→ **YOUR TASK**
Type out all the records word for word. Any pictures are to be left out.

[Entries taken from a collection]
━━━━━━━━━━━━━━━━━━━━━━━━━━━━━━

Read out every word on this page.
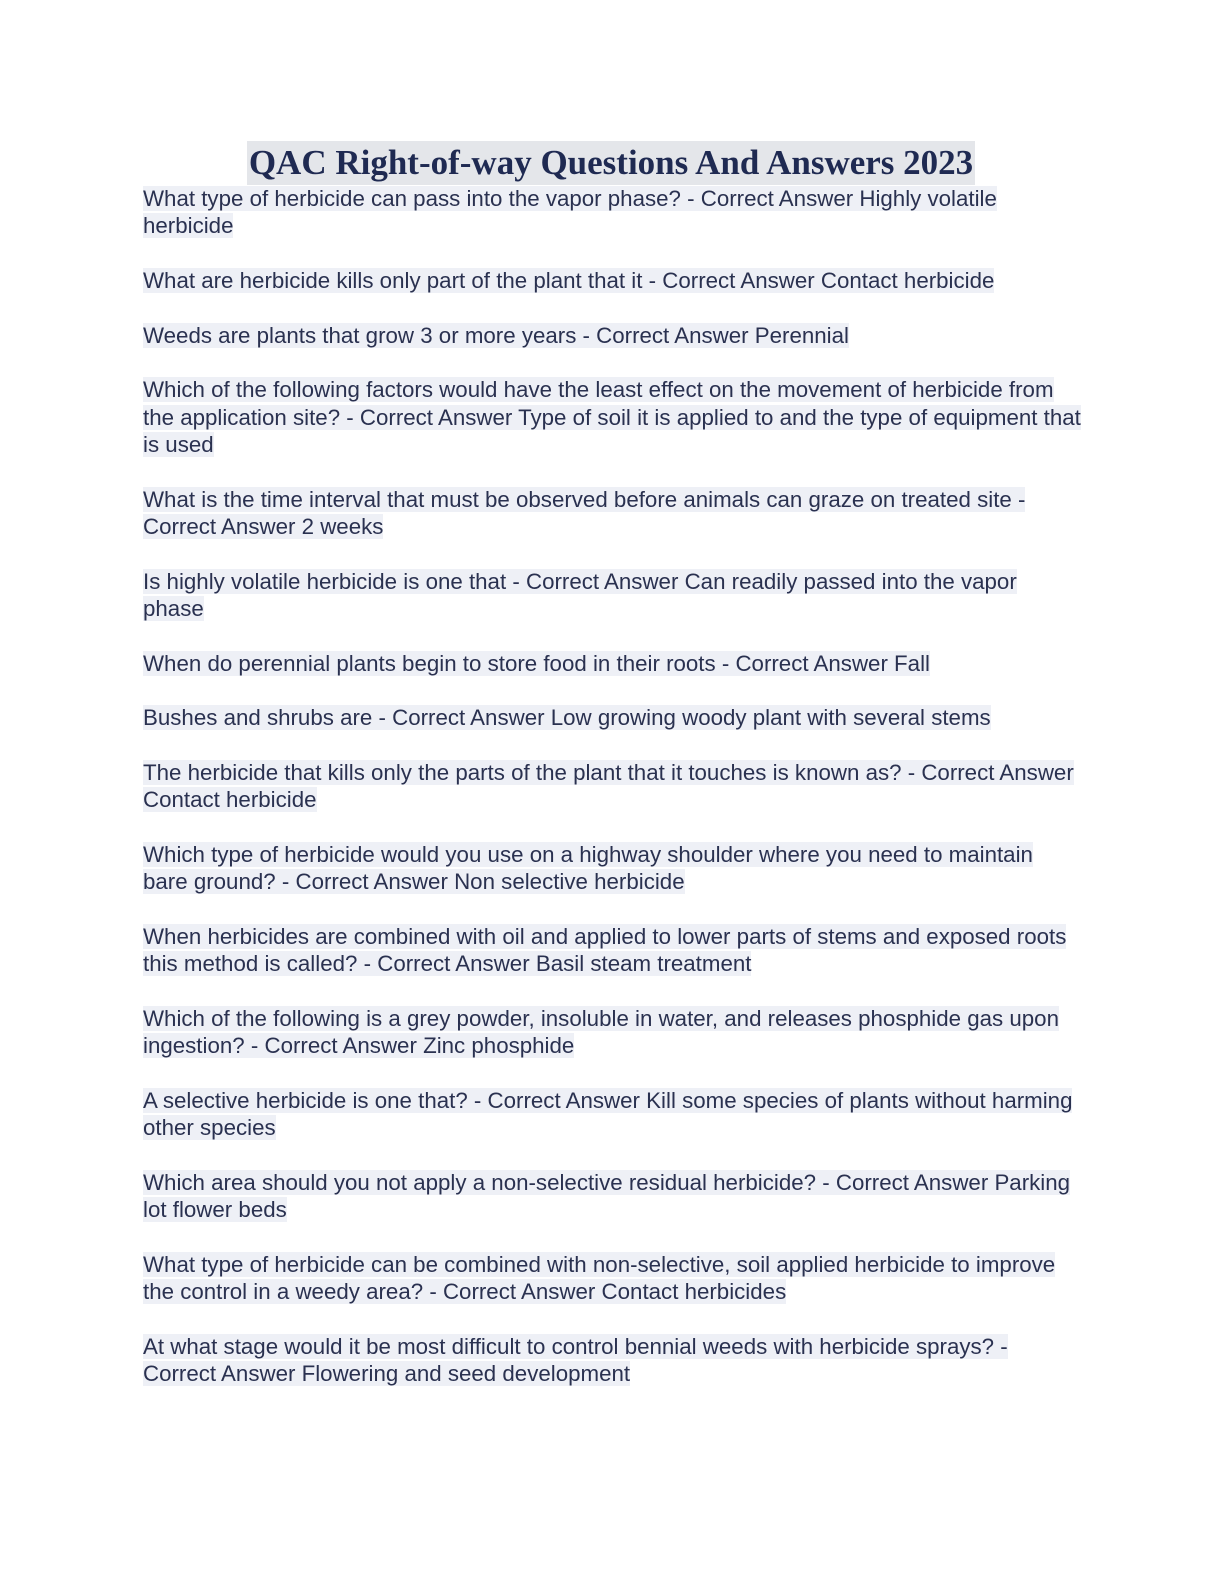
QAC Right-of-way Questions And Answers 2023

What type of herbicide can pass into the vapor phase? - Correct Answer Highly volatile herbicide

What are herbicide kills only part of the plant that it - Correct Answer Contact herbicide

Weeds are plants that grow 3 or more years - Correct Answer Perennial

Which of the following factors would have the least effect on the movement of herbicide from the application site? - Correct Answer Type of soil it is applied to and the type of equipment that is used

What is the time interval that must be observed before animals can graze on treated site - Correct Answer 2 weeks

Is highly volatile herbicide is one that - Correct Answer Can readily passed into the vapor phase

When do perennial plants begin to store food in their roots - Correct Answer Fall

Bushes and shrubs are - Correct Answer Low growing woody plant with several stems

The herbicide that kills only the parts of the plant that it touches is known as? - Correct Answer Contact herbicide

Which type of herbicide would you use on a highway shoulder where you need to maintain bare ground? - Correct Answer Non selective herbicide

When herbicides are combined with oil and applied to lower parts of stems and exposed roots this method is called? - Correct Answer Basil steam treatment

Which of the following is a grey powder, insoluble in water, and releases phosphide gas upon ingestion? - Correct Answer Zinc phosphide

A selective herbicide is one that? - Correct Answer Kill some species of plants without harming other species

Which area should you not apply a non-selective residual herbicide? - Correct Answer Parking lot flower beds

What type of herbicide can be combined with non-selective, soil applied herbicide to improve the control in a weedy area? - Correct Answer Contact herbicides

At what stage would it be most difficult to control bennial weeds with herbicide sprays? - Correct Answer Flowering and seed development
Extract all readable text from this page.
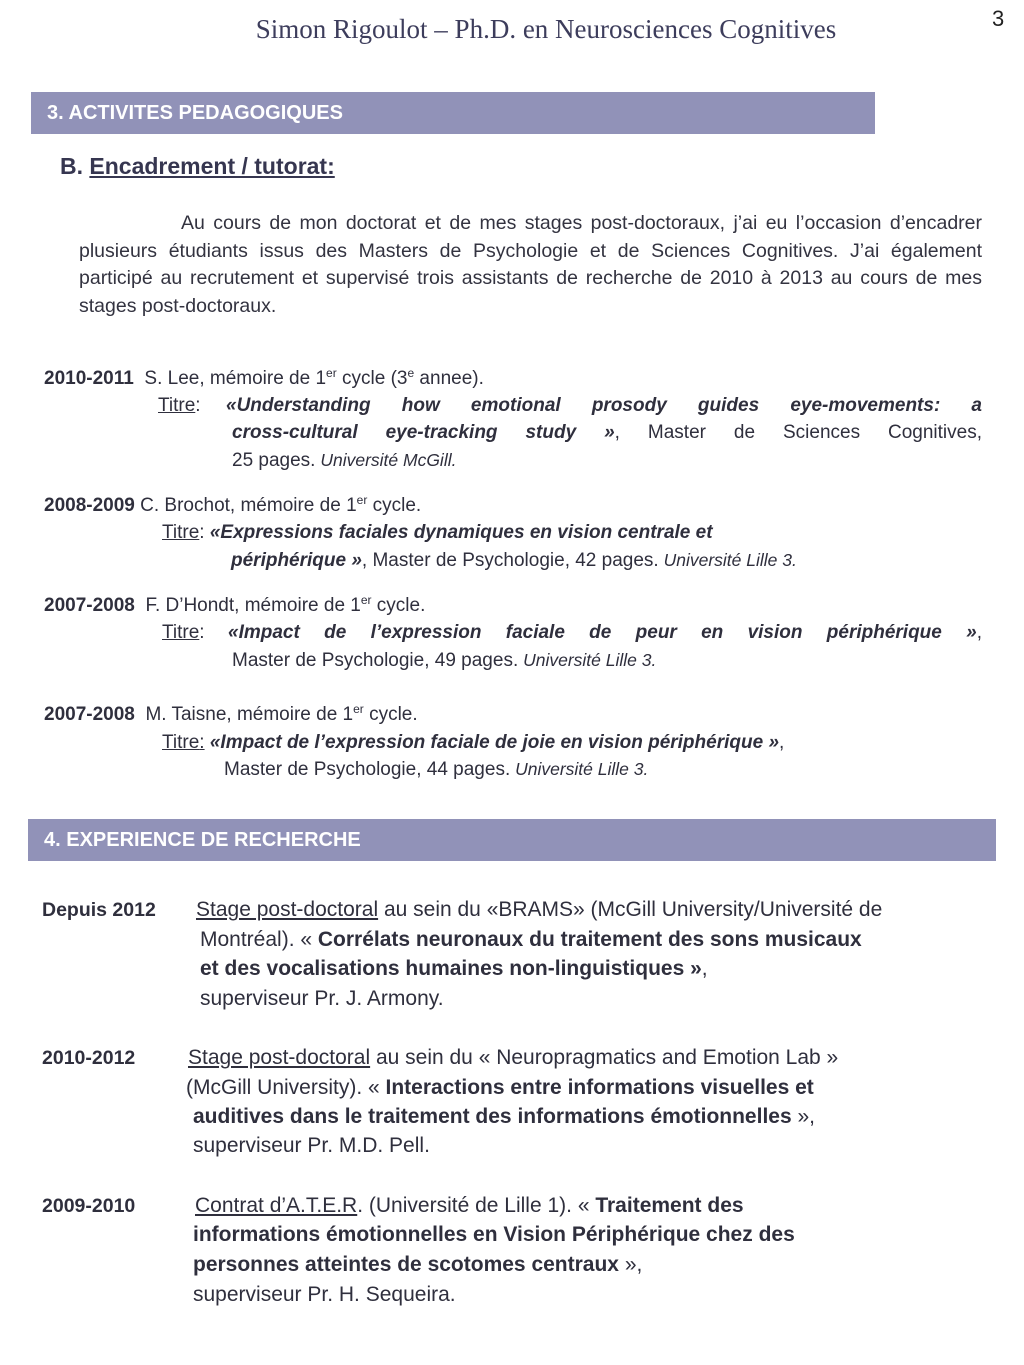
Simon Rigoulot – Ph.D. en Neurosciences Cognitives	3
3. ACTIVITES PEDAGOGIQUES
B. Encadrement / tutorat:
Au cours de mon doctorat et de mes stages post-doctoraux, j’ai eu l’occasion d’encadrer plusieurs étudiants issus des Masters de Psychologie et de Sciences Cognitives. J’ai également participé au recrutement et supervisé trois assistants de recherche de 2010 à 2013 au cours de mes stages post-doctoraux.
2010-2011 S. Lee, mémoire de 1er cycle (3e annee).
Titre: «Understanding how emotional prosody guides eye-movements: a
cross-cultural eye-tracking study », Master de Sciences Cognitives,
25 pages. Université McGill.
2008-2009 C. Brochot, mémoire de 1er cycle.
Titre: «Expressions faciales dynamiques en vision centrale et
périphérique », Master de Psychologie, 42 pages. Université Lille 3.
2007-2008 F. D’Hondt, mémoire de 1er cycle.
Titre: «Impact de l’expression faciale de peur en vision périphérique »,
Master de Psychologie, 49 pages. Université Lille 3.
2007-2008 M. Taisne, mémoire de 1er cycle.
Titre: «Impact de l’expression faciale de joie en vision périphérique »,
Master de Psychologie, 44 pages. Université Lille 3.
4. EXPERIENCE DE RECHERCHE
Depuis 2012 Stage post-doctoral au sein du «BRAMS» (McGill University/Université de
Montréal). « Corrélats neuronaux du traitement des sons musicaux
et des vocalisations humaines non-linguistiques »,
superviseur Pr. J. Armony.
2010-2012	Stage post-doctoral au sein du « Neuropragmatics and Emotion Lab »
(McGill University). « Interactions entre informations visuelles et
auditives dans le traitement des informations émotionnelles »,
superviseur Pr. M.D. Pell.
2009-2010	Contrat d’A.T.E.R. (Université de Lille 1). « Traitement des
informations émotionnelles en Vision Périphérique chez des
personnes atteintes de scotomes centraux »,
superviseur Pr. H. Sequeira.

━━━━━━━━━━━━━━━━━━━━━━━━━━━━━━

→ **EXPECTED OUTPUT**
Read out every word on this page.
QAC Right-of-way Questions And Answers 2023

What type of herbicide can pass into the vapor phase? - Correct Answer Highly volatile herbicide

What are herbicide kills only part of the plant that it - Correct Answer Contact herbicide

Weeds are plants that grow 3 or more years - Correct Answer Perennial

Which of the following factors would have the least effect on the movement of herbicide from the application site? - Correct Answer Type of soil it is applied to and the type of equipment that is used

What is the time interval that must be observed before animals can graze on treated site - Correct Answer 2 weeks

Is highly volatile herbicide is one that - Correct Answer Can readily passed into the vapor phase

When do perennial plants begin to store food in their roots - Correct Answer Fall

Bushes and shrubs are - Correct Answer Low growing woody plant with several stems

The herbicide that kills only the parts of the plant that it touches is known as? - Correct Answer Contact herbicide

Which type of herbicide would you use on a highway shoulder where you need to maintain bare ground? - Correct Answer Non selective herbicide

When herbicides are combined with oil and applied to lower parts of stems and exposed roots this method is called? - Correct Answer Basil steam treatment

Which of the following is a grey powder, insoluble in water, and releases phosphide gas upon ingestion? - Correct Answer Zinc phosphide

A selective herbicide is one that? - Correct Answer Kill some species of plants without harming other species

Which area should you not apply a non-selective residual herbicide? - Correct Answer Parking lot flower beds

What type of herbicide can be combined with non-selective, soil applied herbicide to improve the control in a weedy area? - Correct Answer Contact herbicides

At what stage would it be most difficult to control bennial weeds with herbicide sprays? - Correct Answer Flowering and seed development
Extract all readable text from this page.
Simon Rigoulot – Ph.D. en Neurosciences Cognitives	3
3. ACTIVITES PEDAGOGIQUES
B. Encadrement / tutorat:
Au cours de mon doctorat et de mes stages post-doctoraux, j’ai eu l’occasion d’encadrer plusieurs étudiants issus des Masters de Psychologie et de Sciences Cognitives. J’ai également participé au recrutement et supervisé trois assistants de recherche de 2010 à 2013 au cours de mes stages post-doctoraux.
2010-2011 S. Lee, mémoire de 1er cycle (3e annee).
Titre: «Understanding how emotional prosody guides eye-movements: a
cross-cultural eye-tracking study », Master de Sciences Cognitives,
25 pages. Université McGill.
2008-2009 C. Brochot, mémoire de 1er cycle.
Titre: «Expressions faciales dynamiques en vision centrale et
périphérique », Master de Psychologie, 42 pages. Université Lille 3.
2007-2008 F. D’Hondt, mémoire de 1er cycle.
Titre: «Impact de l’expression faciale de peur en vision périphérique »,
Master de Psychologie, 49 pages. Université Lille 3.
2007-2008 M. Taisne, mémoire de 1er cycle.
Titre: «Impact de l’expression faciale de joie en vision périphérique »,
Master de Psychologie, 44 pages. Université Lille 3.
4. EXPERIENCE DE RECHERCHE
Depuis 2012 Stage post-doctoral au sein du «BRAMS» (McGill University/Université de
Montréal). « Corrélats neuronaux du traitement des sons musicaux
et des vocalisations humaines non-linguistiques »,
superviseur Pr. J. Armony.
2010-2012	Stage post-doctoral au sein du « Neuropragmatics and Emotion Lab »
(McGill University). « Interactions entre informations visuelles et
auditives dans le traitement des informations émotionnelles »,
superviseur Pr. M.D. Pell.
2009-2010	Contrat d’A.T.E.R. (Université de Lille 1). « Traitement des
informations émotionnelles en Vision Périphérique chez des
personnes atteintes de scotomes centraux »,
superviseur Pr. H. Sequeira.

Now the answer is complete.